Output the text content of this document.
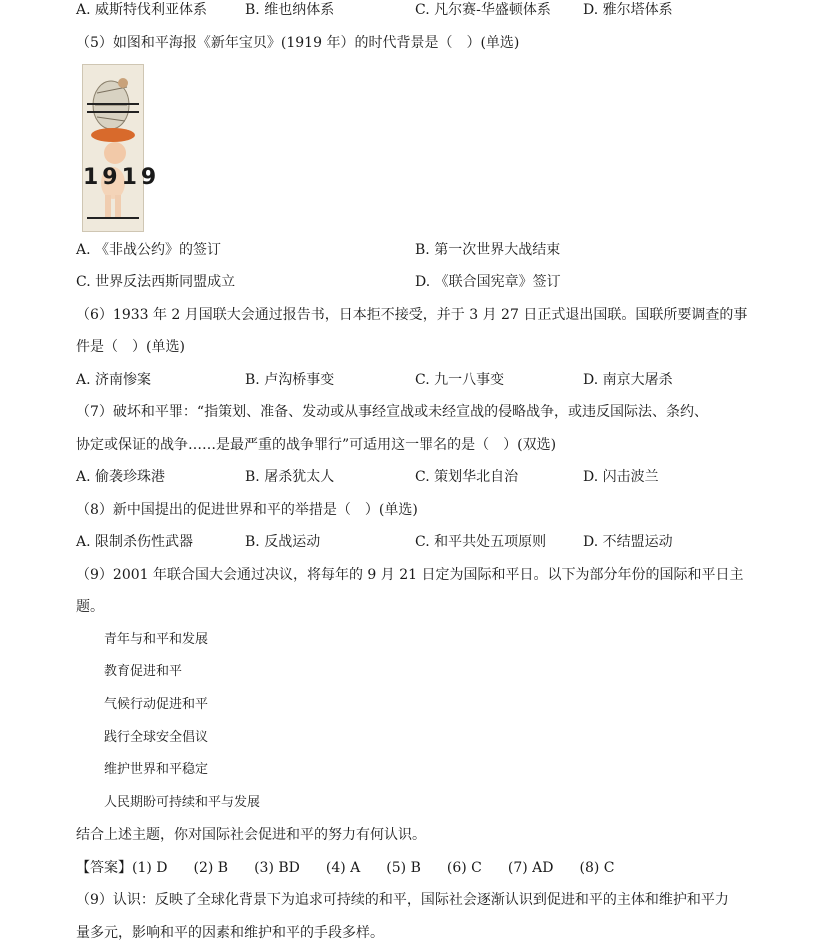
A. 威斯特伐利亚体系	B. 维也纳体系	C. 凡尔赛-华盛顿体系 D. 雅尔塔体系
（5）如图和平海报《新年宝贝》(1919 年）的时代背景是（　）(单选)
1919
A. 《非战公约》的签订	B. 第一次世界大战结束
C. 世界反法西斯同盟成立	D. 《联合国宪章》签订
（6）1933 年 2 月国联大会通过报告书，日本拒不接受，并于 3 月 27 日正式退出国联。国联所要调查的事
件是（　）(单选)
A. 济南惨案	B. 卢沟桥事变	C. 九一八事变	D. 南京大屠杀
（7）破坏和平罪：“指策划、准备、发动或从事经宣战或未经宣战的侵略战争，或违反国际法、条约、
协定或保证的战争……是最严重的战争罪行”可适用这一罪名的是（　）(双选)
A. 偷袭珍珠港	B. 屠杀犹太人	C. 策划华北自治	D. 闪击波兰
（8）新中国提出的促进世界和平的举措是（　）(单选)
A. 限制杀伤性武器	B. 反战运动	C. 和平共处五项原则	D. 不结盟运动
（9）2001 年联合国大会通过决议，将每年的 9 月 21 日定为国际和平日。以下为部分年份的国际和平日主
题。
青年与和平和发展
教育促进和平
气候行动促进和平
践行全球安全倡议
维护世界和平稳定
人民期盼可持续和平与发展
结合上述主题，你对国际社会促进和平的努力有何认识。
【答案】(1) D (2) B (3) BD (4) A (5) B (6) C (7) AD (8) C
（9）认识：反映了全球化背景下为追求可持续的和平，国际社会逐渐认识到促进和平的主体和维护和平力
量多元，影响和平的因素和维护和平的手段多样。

→ **STATED GOAL**:
Reproduce all entries exactly. Pictures do not belong in the copy.

→ **RESULT FOR THIS TASK**:
Output the text content of this document.
A. 威斯特伐利亚体系	B. 维也纳体系	C. 凡尔赛-华盛顿体系 D. 雅尔塔体系
（5）如图和平海报《新年宝贝》(1919 年）的时代背景是（　）(单选)
1919
A. 《非战公约》的签订	B. 第一次世界大战结束
C. 世界反法西斯同盟成立	D. 《联合国宪章》签订
（6）1933 年 2 月国联大会通过报告书，日本拒不接受，并于 3 月 27 日正式退出国联。国联所要调查的事
件是（　）(单选)
A. 济南惨案	B. 卢沟桥事变	C. 九一八事变	D. 南京大屠杀
（7）破坏和平罪：“指策划、准备、发动或从事经宣战或未经宣战的侵略战争，或违反国际法、条约、
协定或保证的战争……是最严重的战争罪行”可适用这一罪名的是（　）(双选)
A. 偷袭珍珠港	B. 屠杀犹太人	C. 策划华北自治	D. 闪击波兰
（8）新中国提出的促进世界和平的举措是（　）(单选)
A. 限制杀伤性武器	B. 反战运动	C. 和平共处五项原则	D. 不结盟运动
（9）2001 年联合国大会通过决议，将每年的 9 月 21 日定为国际和平日。以下为部分年份的国际和平日主
题。
青年与和平和发展
教育促进和平
气候行动促进和平
践行全球安全倡议
维护世界和平稳定
人民期盼可持续和平与发展
结合上述主题，你对国际社会促进和平的努力有何认识。
【答案】(1) D (2) B (3) BD (4) A (5) B (6) C (7) AD (8) C
（9）认识：反映了全球化背景下为追求可持续的和平，国际社会逐渐认识到促进和平的主体和维护和平力
量多元，影响和平的因素和维护和平的手段多样。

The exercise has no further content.